**TASK REQUIREMENTS**
Gather, from the listing beneath this task, every line holding the string "decision".

▼

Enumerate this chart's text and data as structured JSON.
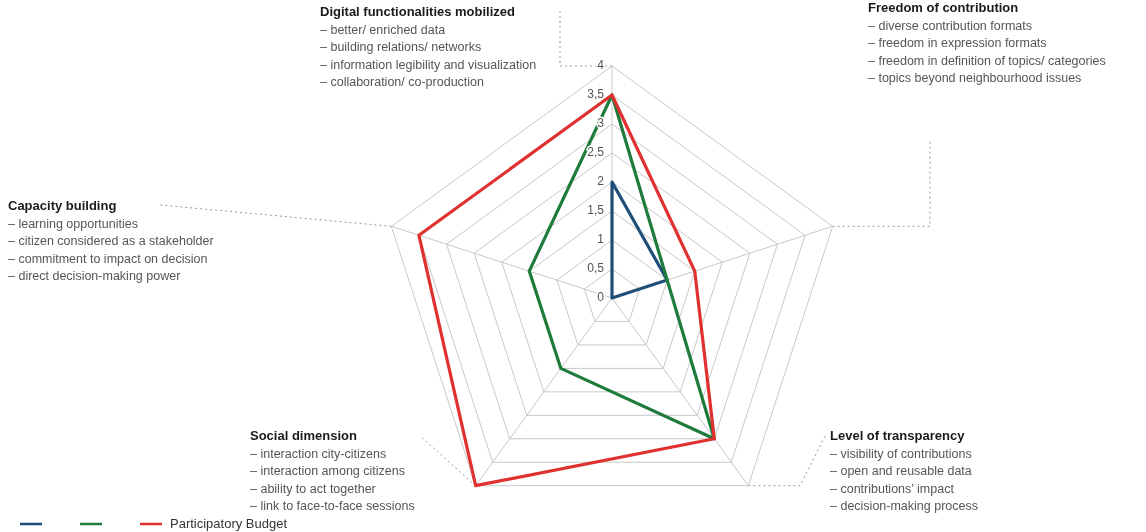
{
  "chart_data": {
    "type": "radar",
    "categories": [
      "Digital functionalities mobilized",
      "Freedom of contribution",
      "Level of transparency",
      "Social dimension",
      "Capacity building"
    ],
    "series": [
      {
        "color": "#1f4e79",
        "values": [
          2,
          1,
          0,
          0,
          0
        ]
      },
      {
        "color": "#1e7b3c",
        "values": [
          3.5,
          1,
          3,
          1.5,
          1.5
        ]
      },
      {
        "name": "Participatory  Budget",
        "color": "#e03030",
        "values": [
          3.5,
          1.5,
          3,
          4,
          3.5
        ]
      }
    ],
    "ylim": [
      0,
      4
    ],
    "yticks": [
      0,
      {
        "value": 0.5,
        "label": "0,5"
      },
      1,
      {
        "value": 1.5,
        "label": "1,5"
      },
      2,
      {
        "value": 2.5,
        "label": "2,5"
      },
      3,
      {
        "value": 3.5,
        "label": "3,5"
      },
      4
    ],
    "grid": true,
    "legend": "bottom left",
    "annotations": [
      "– better/ enriched data\n– building relations/ networks\n– information legibility and visualization\n– collaboration/ co-production",
      "– diverse contribution formats\n– freedom in expression formats\n– freedom in definition of topics/ categories\n– topics beyond neighbourhood issues",
      "– visibility of contributions\n– open and reusable data\n– contributions’ impact\n– decision-making process",
      "– interaction city-citizens\n– interaction among citizens\n– ability to act together\n– link to face-to-face sessions",
      "– learning opportunities\n– citizen considered as a stakeholder\n– commitment to impact on decision\n– direct decision-making power"
    ]
  }
}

▲

**COMPLETED TASK**
      "– visibility of contributions\n– open and reusable data\n– contributions’ impact\n– decision-making process",
      "– learning opportunities\n– citizen considered as a stakeholder\n– commitment to impact on decision\n– direct decision-making power"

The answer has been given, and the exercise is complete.